*GOAL*
Look through the material and tally each line bearing the word "coordinate". Give only the total.

## begin TASK MATERIAL

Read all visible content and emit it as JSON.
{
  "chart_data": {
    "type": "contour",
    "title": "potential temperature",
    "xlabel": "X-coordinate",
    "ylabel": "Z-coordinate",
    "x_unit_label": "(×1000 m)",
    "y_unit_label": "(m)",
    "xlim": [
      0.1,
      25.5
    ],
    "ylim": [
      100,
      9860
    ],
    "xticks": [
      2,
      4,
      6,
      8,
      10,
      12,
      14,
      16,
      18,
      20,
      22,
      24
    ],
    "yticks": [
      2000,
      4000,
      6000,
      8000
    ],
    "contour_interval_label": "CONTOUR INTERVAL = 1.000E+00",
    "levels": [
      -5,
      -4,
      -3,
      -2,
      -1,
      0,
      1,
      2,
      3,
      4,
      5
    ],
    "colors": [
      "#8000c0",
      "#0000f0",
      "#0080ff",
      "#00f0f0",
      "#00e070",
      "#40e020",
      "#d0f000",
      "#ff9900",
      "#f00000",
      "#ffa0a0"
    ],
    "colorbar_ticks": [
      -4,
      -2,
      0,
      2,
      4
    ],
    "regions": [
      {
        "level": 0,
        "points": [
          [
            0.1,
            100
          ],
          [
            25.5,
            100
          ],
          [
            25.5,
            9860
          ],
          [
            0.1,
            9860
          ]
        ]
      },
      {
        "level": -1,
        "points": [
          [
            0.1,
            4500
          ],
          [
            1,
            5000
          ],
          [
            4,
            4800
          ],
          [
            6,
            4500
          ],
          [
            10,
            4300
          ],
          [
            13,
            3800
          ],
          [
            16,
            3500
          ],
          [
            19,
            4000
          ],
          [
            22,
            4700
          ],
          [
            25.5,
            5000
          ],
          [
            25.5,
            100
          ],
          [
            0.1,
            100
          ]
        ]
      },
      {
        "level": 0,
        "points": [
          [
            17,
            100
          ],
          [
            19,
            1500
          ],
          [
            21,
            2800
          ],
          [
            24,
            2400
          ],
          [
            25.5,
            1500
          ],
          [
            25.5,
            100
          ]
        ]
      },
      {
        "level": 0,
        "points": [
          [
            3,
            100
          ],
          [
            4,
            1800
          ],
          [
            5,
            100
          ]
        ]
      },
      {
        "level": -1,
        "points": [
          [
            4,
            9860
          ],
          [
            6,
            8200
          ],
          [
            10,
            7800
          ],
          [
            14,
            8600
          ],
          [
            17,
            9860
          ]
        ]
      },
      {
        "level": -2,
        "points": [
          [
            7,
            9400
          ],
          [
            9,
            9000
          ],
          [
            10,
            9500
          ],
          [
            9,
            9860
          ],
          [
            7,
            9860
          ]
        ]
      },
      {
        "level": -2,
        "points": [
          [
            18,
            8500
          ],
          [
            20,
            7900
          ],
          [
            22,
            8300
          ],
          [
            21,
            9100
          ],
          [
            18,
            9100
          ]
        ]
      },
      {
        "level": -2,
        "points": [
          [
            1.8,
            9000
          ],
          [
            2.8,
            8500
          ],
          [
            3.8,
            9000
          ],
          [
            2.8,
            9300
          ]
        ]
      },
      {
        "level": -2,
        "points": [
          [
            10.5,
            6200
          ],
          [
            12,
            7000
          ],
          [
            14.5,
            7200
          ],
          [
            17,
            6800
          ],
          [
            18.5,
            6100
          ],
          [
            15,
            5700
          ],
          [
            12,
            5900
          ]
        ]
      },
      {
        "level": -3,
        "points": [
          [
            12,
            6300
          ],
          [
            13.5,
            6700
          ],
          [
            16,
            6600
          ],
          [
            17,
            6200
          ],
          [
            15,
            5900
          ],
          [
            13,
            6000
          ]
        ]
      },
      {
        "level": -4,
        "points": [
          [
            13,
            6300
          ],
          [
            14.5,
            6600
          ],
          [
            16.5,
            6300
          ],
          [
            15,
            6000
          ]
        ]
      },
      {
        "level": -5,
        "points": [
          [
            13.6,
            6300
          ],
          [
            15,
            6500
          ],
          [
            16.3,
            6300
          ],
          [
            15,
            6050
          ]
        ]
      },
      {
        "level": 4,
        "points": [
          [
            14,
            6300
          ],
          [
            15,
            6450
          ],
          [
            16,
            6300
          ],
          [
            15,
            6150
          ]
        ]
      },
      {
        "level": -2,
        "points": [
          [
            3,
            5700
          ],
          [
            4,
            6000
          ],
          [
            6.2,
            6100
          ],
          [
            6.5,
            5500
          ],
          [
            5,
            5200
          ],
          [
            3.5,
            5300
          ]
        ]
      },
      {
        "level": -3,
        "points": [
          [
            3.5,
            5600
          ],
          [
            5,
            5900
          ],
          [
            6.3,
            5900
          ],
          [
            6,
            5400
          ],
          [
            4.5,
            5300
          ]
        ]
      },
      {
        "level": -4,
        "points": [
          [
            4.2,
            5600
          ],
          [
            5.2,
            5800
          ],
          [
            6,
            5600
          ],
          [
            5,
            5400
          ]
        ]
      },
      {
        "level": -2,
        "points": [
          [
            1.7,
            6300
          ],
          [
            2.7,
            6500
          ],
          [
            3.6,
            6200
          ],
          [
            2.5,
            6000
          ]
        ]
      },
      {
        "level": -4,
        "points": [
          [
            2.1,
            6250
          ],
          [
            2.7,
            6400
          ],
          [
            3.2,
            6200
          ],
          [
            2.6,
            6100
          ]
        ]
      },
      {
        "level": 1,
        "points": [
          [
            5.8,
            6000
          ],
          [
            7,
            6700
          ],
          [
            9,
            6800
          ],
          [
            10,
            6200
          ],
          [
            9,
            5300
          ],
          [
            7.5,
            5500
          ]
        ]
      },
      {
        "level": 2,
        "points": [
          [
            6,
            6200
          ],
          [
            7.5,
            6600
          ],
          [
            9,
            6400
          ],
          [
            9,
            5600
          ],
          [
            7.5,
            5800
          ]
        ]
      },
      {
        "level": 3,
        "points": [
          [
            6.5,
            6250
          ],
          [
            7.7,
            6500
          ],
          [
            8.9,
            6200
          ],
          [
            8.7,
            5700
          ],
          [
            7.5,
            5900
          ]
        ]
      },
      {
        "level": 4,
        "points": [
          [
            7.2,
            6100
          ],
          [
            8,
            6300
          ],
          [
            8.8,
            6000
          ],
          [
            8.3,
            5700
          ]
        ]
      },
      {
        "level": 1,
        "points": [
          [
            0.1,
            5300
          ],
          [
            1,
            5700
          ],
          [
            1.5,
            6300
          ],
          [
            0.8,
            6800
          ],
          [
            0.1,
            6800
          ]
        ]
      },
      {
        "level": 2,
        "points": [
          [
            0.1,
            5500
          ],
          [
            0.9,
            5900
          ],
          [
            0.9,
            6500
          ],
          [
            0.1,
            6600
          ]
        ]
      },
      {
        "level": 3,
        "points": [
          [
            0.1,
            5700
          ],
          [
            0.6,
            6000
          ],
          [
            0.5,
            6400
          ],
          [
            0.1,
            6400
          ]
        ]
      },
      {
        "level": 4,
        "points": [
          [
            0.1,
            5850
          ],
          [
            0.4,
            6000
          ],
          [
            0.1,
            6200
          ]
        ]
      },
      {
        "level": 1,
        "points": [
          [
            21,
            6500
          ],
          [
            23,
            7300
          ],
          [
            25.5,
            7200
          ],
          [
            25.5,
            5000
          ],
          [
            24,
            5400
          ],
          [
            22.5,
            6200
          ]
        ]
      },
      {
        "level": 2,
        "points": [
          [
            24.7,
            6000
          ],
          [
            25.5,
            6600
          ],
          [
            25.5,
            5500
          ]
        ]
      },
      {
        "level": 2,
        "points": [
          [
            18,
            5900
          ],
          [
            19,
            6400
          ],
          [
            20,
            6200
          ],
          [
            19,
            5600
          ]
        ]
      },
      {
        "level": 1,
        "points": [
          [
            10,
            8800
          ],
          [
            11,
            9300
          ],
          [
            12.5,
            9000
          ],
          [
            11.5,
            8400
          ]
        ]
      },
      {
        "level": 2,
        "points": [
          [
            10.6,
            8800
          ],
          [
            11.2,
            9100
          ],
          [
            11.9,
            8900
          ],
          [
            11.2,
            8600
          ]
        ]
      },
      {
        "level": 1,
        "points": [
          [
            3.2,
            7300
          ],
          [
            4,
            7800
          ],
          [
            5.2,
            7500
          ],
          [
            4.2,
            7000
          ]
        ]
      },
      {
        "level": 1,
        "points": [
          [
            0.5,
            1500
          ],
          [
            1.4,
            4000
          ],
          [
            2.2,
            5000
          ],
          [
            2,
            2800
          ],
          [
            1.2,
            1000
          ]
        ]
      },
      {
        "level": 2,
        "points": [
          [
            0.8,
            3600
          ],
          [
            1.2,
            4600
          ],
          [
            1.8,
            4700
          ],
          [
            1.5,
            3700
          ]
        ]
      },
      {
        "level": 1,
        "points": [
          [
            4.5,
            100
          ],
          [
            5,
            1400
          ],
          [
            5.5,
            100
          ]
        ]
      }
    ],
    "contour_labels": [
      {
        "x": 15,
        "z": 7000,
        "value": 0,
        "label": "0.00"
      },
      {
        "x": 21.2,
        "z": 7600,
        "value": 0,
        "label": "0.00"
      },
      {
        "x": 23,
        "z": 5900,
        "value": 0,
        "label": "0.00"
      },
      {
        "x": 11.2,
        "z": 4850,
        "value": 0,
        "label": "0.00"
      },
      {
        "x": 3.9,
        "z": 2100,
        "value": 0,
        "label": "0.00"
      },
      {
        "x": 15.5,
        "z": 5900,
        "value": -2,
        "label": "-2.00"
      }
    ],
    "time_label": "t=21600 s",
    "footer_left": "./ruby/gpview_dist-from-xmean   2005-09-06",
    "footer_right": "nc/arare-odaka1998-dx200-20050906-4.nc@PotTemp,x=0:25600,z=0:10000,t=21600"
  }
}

## end TASK MATERIAL

*RESPONSE TO THIS TASK*
2